Records about charts and figures:
# # # #
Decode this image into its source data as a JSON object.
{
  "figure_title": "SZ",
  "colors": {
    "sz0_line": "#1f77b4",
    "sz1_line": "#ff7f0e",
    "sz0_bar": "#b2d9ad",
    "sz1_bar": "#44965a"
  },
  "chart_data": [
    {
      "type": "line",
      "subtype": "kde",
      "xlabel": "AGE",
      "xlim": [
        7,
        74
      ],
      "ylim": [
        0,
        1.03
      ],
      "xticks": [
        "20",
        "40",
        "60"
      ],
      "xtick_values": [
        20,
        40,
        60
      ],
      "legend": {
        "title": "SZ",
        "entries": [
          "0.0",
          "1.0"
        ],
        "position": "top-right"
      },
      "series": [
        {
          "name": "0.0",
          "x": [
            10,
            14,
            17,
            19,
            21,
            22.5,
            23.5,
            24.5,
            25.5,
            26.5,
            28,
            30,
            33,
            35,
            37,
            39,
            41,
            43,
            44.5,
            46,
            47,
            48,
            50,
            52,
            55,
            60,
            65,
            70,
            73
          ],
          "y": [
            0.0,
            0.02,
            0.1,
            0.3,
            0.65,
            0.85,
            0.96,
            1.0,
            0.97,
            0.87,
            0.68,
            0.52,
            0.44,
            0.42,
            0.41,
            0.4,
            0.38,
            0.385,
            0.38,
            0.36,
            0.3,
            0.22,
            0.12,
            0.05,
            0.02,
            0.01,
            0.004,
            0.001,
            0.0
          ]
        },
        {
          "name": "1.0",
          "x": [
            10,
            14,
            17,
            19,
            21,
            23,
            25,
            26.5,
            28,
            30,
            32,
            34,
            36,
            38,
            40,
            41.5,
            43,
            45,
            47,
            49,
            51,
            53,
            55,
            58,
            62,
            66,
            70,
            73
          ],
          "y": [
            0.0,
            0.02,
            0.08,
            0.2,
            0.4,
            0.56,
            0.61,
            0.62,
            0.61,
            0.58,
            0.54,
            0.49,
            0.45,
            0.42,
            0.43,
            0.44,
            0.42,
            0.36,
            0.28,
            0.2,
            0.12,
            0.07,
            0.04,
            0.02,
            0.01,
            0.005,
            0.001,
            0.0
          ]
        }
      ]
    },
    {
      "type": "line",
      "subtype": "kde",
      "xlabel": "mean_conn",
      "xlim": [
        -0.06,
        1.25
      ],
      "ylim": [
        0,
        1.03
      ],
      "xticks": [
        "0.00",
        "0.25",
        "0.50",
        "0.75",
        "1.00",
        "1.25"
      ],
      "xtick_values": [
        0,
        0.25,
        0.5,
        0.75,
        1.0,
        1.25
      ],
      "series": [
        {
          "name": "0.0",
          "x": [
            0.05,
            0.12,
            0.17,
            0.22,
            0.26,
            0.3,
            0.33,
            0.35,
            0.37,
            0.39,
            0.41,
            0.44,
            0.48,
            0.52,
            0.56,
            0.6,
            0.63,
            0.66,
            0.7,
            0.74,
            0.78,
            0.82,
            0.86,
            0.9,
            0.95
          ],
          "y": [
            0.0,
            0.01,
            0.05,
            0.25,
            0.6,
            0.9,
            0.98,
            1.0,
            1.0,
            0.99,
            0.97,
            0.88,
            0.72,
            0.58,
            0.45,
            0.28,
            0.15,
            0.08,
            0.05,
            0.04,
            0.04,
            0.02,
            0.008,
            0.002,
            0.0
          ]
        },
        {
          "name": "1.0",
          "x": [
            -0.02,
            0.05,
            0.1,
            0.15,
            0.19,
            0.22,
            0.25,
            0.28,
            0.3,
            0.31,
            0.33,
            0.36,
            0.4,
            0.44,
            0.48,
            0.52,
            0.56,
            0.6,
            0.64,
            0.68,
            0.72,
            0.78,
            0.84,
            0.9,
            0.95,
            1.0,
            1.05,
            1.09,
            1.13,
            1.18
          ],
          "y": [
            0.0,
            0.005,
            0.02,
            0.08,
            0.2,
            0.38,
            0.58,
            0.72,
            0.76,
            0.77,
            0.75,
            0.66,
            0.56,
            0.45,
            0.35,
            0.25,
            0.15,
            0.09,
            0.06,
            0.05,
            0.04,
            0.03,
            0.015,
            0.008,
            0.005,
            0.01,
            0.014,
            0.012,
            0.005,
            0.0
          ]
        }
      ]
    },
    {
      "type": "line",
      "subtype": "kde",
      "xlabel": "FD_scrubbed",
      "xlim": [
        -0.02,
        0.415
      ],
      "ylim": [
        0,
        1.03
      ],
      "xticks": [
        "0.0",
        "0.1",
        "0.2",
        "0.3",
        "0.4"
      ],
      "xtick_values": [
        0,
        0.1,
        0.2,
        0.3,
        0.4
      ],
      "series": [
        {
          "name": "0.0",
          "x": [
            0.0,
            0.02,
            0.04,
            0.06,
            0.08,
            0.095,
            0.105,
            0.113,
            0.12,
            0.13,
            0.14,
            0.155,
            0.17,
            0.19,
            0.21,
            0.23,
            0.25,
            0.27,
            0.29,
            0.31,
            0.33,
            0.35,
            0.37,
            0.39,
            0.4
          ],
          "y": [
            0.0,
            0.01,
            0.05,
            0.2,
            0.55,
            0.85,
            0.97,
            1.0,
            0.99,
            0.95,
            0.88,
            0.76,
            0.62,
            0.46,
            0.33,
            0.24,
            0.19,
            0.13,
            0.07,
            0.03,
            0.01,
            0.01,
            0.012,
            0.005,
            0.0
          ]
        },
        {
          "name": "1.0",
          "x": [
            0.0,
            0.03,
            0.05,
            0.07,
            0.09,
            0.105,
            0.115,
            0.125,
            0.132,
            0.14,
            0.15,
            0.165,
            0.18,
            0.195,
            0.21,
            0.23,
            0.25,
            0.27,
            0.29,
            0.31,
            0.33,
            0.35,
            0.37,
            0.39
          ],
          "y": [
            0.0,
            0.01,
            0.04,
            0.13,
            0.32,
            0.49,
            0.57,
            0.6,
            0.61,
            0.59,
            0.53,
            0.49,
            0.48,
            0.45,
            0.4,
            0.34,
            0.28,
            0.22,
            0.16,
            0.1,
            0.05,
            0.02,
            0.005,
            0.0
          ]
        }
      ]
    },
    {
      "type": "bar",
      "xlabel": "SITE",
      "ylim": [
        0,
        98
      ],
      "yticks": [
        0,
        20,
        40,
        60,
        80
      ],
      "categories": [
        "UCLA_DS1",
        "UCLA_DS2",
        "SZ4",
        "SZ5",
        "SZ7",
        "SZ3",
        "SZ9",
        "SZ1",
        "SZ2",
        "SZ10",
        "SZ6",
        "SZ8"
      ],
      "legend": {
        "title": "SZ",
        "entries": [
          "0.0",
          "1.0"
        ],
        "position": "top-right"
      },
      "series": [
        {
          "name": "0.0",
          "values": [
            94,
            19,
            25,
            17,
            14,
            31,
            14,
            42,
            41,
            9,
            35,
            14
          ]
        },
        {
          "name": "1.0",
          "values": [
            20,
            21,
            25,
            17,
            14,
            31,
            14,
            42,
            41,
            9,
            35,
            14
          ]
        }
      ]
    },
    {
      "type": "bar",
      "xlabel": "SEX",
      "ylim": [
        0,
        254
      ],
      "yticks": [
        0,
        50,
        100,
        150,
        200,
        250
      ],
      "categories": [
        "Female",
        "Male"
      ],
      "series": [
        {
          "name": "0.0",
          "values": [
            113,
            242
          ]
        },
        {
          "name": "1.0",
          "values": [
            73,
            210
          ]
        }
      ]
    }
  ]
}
# # # #
What you are asked to do: Each line of the listing above should be output exactly.

Finished task:
Decode this image into its source data as a JSON object.
{
  "figure_title": "SZ",
  "colors": {
    "sz0_line": "#1f77b4",
    "sz1_line": "#ff7f0e",
    "sz0_bar": "#b2d9ad",
    "sz1_bar": "#44965a"
  },
  "chart_data": [
    {
      "type": "line",
      "subtype": "kde",
      "xlabel": "AGE",
      "xlim": [
        7,
        74
      ],
      "ylim": [
        0,
        1.03
      ],
      "xticks": [
        "20",
        "40",
        "60"
      ],
      "xtick_values": [
        20,
        40,
        60
      ],
      "legend": {
        "title": "SZ",
        "entries": [
          "0.0",
          "1.0"
        ],
        "position": "top-right"
      },
      "series": [
        {
          "name": "0.0",
          "x": [
            10,
            14,
            17,
            19,
            21,
            22.5,
            23.5,
            24.5,
            25.5,
            26.5,
            28,
            30,
            33,
            35,
            37,
            39,
            41,
            43,
            44.5,
            46,
            47,
            48,
            50,
            52,
            55,
            60,
            65,
            70,
            73
          ],
          "y": [
            0.0,
            0.02,
            0.1,
            0.3,
            0.65,
            0.85,
            0.96,
            1.0,
            0.97,
            0.87,
            0.68,
            0.52,
            0.44,
            0.42,
            0.41,
            0.4,
            0.38,
            0.385,
            0.38,
            0.36,
            0.3,
            0.22,
            0.12,
            0.05,
            0.02,
            0.01,
            0.004,
            0.001,
            0.0
          ]
        },
        {
          "name": "1.0",
          "x": [
            10,
            14,
            17,
            19,
            21,
            23,
            25,
            26.5,
            28,
            30,
            32,
            34,
            36,
            38,
            40,
            41.5,
            43,
            45,
            47,
            49,
            51,
            53,
            55,
            58,
            62,
            66,
            70,
            73
          ],
          "y": [
            0.0,
            0.02,
            0.08,
            0.2,
            0.4,
            0.56,
            0.61,
            0.62,
            0.61,
            0.58,
            0.54,
            0.49,
            0.45,
            0.42,
            0.43,
            0.44,
            0.42,
            0.36,
            0.28,
            0.2,
            0.12,
            0.07,
            0.04,
            0.02,
            0.01,
            0.005,
            0.001,
            0.0
          ]
        }
      ]
    },
    {
      "type": "line",
      "subtype": "kde",
      "xlabel": "mean_conn",
      "xlim": [
        -0.06,
        1.25
      ],
      "ylim": [
        0,
        1.03
      ],
      "xticks": [
        "0.00",
        "0.25",
        "0.50",
        "0.75",
        "1.00",
        "1.25"
      ],
      "xtick_values": [
        0,
        0.25,
        0.5,
        0.75,
        1.0,
        1.25
      ],
      "series": [
        {
          "name": "0.0",
          "x": [
            0.05,
            0.12,
            0.17,
            0.22,
            0.26,
            0.3,
            0.33,
            0.35,
            0.37,
            0.39,
            0.41,
            0.44,
            0.48,
            0.52,
            0.56,
            0.6,
            0.63,
            0.66,
            0.7,
            0.74,
            0.78,
            0.82,
            0.86,
            0.9,
            0.95
          ],
          "y": [
            0.0,
            0.01,
            0.05,
            0.25,
            0.6,
            0.9,
            0.98,
            1.0,
            1.0,
            0.99,
            0.97,
            0.88,
            0.72,
            0.58,
            0.45,
            0.28,
            0.15,
            0.08,
            0.05,
            0.04,
            0.04,
            0.02,
            0.008,
            0.002,
            0.0
          ]
        },
        {
          "name": "1.0",
          "x": [
            -0.02,
            0.05,
            0.1,
            0.15,
            0.19,
            0.22,
            0.25,
            0.28,
            0.3,
            0.31,
            0.33,
            0.36,
            0.4,
            0.44,
            0.48,
            0.52,
            0.56,
            0.6,
            0.64,
            0.68,
            0.72,
            0.78,
            0.84,
            0.9,
            0.95,
            1.0,
            1.05,
            1.09,
            1.13,
            1.18
          ],
          "y": [
            0.0,
            0.005,
            0.02,
            0.08,
            0.2,
            0.38,
            0.58,
            0.72,
            0.76,
            0.77,
            0.75,
            0.66,
            0.56,
            0.45,
            0.35,
            0.25,
            0.15,
            0.09,
            0.06,
            0.05,
            0.04,
            0.03,
            0.015,
            0.008,
            0.005,
            0.01,
            0.014,
            0.012,
            0.005,
            0.0
          ]
        }
      ]
    },
    {
      "type": "line",
      "subtype": "kde",
      "xlabel": "FD_scrubbed",
      "xlim": [
        -0.02,
        0.415
      ],
      "ylim": [
        0,
        1.03
      ],
      "xticks": [
        "0.0",
        "0.1",
        "0.2",
        "0.3",
        "0.4"
      ],
      "xtick_values": [
        0,
        0.1,
        0.2,
        0.3,
        0.4
      ],
      "series": [
        {
          "name": "0.0",
          "x": [
            0.0,
            0.02,
            0.04,
            0.06,
            0.08,
            0.095,
            0.105,
            0.113,
            0.12,
            0.13,
            0.14,
            0.155,
            0.17,
            0.19,
            0.21,
            0.23,
            0.25,
            0.27,
            0.29,
            0.31,
            0.33,
            0.35,
            0.37,
            0.39,
            0.4
          ],
          "y": [
            0.0,
            0.01,
            0.05,
            0.2,
            0.55,
            0.85,
            0.97,
            1.0,
            0.99,
            0.95,
            0.88,
            0.76,
            0.62,
            0.46,
            0.33,
            0.24,
            0.19,
            0.13,
            0.07,
            0.03,
            0.01,
            0.01,
            0.012,
            0.005,
            0.0
          ]
        },
        {
          "name": "1.0",
          "x": [
            0.0,
            0.03,
            0.05,
            0.07,
            0.09,
            0.105,
            0.115,
            0.125,
            0.132,
            0.14,
            0.15,
            0.165,
            0.18,
            0.195,
            0.21,
            0.23,
            0.25,
            0.27,
            0.29,
            0.31,
            0.33,
            0.35,
            0.37,
            0.39
          ],
          "y": [
            0.0,
            0.01,
            0.04,
            0.13,
            0.32,
            0.49,
            0.57,
            0.6,
            0.61,
            0.59,
            0.53,
            0.49,
            0.48,
            0.45,
            0.4,
            0.34,
            0.28,
            0.22,
            0.16,
            0.1,
            0.05,
            0.02,
            0.005,
            0.0
          ]
        }
      ]
    },
    {
      "type": "bar",
      "xlabel": "SITE",
      "ylim": [
        0,
        98
      ],
      "yticks": [
        0,
        20,
        40,
        60,
        80
      ],
      "categories": [
        "UCLA_DS1",
        "UCLA_DS2",
        "SZ4",
        "SZ5",
        "SZ7",
        "SZ3",
        "SZ9",
        "SZ1",
        "SZ2",
        "SZ10",
        "SZ6",
        "SZ8"
      ],
      "legend": {
        "title": "SZ",
        "entries": [
          "0.0",
          "1.0"
        ],
        "position": "top-right"
      },
      "series": [
        {
          "name": "0.0",
          "values": [
            94,
            19,
            25,
            17,
            14,
            31,
            14,
            42,
            41,
            9,
            35,
            14
          ]
        },
        {
          "name": "1.0",
          "values": [
            20,
            21,
            25,
            17,
            14,
            31,
            14,
            42,
            41,
            9,
            35,
            14
          ]
        }
      ]
    },
    {
      "type": "bar",
      "xlabel": "SEX",
      "ylim": [
        0,
        254
      ],
      "yticks": [
        0,
        50,
        100,
        150,
        200,
        250
      ],
      "categories": [
        "Female",
        "Male"
      ],
      "series": [
        {
          "name": "0.0",
          "values": [
            113,
            242
          ]
        },
        {
          "name": "1.0",
          "values": [
            73,
            210
          ]
        }
      ]
    }
  ]
}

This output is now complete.